▶ Aim of the exercise
All of the material below is to be restated word for word, apart from the pictures.

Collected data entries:
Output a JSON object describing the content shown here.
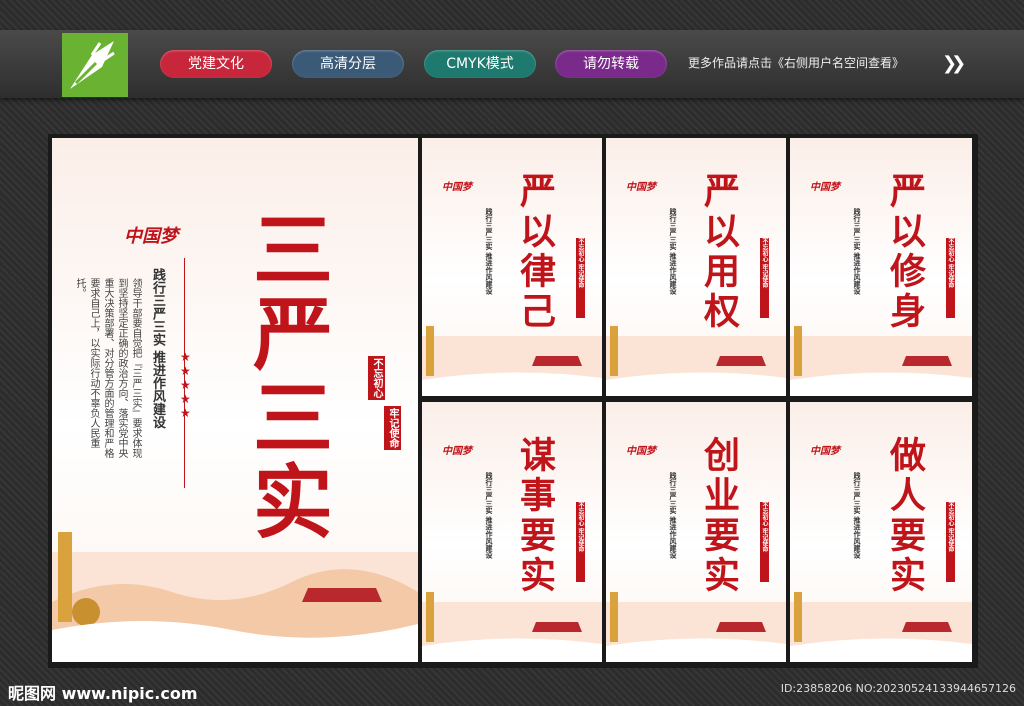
{
  "header": {
    "tags": [
      {
        "label": "党建文化",
        "color": "#c8263a"
      },
      {
        "label": "高清分层",
        "color": "#3a5a78"
      },
      {
        "label": "CMYK模式",
        "color": "#1e7a6e"
      },
      {
        "label": "请勿转载",
        "color": "#7a2a8a"
      }
    ],
    "more_text": "更多作品请点击《右侧用户名空间查看》",
    "arrow": "❯❯"
  },
  "main_poster": {
    "title": "三严三实",
    "subtitle": "践行三严三实 推进作风建设",
    "body": "领导干部要自觉把『三严三实』要求体现到坚持坚定正确的政治方向、落实党中央重大决策部署、对分管方面的管理和严格要求自己上，以实际行动不辜负人民重托。",
    "slogan_left": "不忘初心",
    "slogan_right": "牢记使命",
    "dream": "中国梦"
  },
  "panels": [
    {
      "title": "严以律己"
    },
    {
      "title": "严以用权"
    },
    {
      "title": "严以修身"
    },
    {
      "title": "谋事要实"
    },
    {
      "title": "创业要实"
    },
    {
      "title": "做人要实"
    }
  ],
  "panel_common": {
    "subtitle": "践行三严三实 推进作风建设",
    "slogan": "不忘初心 牢记使命",
    "dream": "中国梦"
  },
  "footer": {
    "site": "昵图网 www.nipic.com",
    "id": "ID:23858206 NO:20230524133944657126"
  },
  "colors": {
    "accent": "#c0141b"
  }
}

▶ Task output
Output a JSON object describing the content shown here.
{
  "header": {
    "tags": [
      {
        "label": "党建文化",
        "color": "#c8263a"
      },
      {
        "label": "高清分层",
        "color": "#3a5a78"
      },
      {
        "label": "CMYK模式",
        "color": "#1e7a6e"
      },
      {
        "label": "请勿转载",
        "color": "#7a2a8a"
      }
    ],
    "more_text": "更多作品请点击《右侧用户名空间查看》",
    "arrow": "❯❯"
  },
  "main_poster": {
    "title": "三严三实",
    "subtitle": "践行三严三实 推进作风建设",
    "body": "领导干部要自觉把『三严三实』要求体现到坚持坚定正确的政治方向、落实党中央重大决策部署、对分管方面的管理和严格要求自己上，以实际行动不辜负人民重托。",
    "slogan_left": "不忘初心",
    "slogan_right": "牢记使命",
    "dream": "中国梦"
  },
  "panels": [
    {
      "title": "严以律己"
    },
    {
      "title": "严以用权"
    },
    {
      "title": "严以修身"
    },
    {
      "title": "谋事要实"
    },
    {
      "title": "创业要实"
    },
    {
      "title": "做人要实"
    }
  ],
  "panel_common": {
    "subtitle": "践行三严三实 推进作风建设",
    "slogan": "不忘初心 牢记使命",
    "dream": "中国梦"
  },
  "footer": {
    "site": "昵图网 www.nipic.com",
    "id": "ID:23858206 NO:20230524133944657126"
  },
  "colors": {
    "accent": "#c0141b"
  }
}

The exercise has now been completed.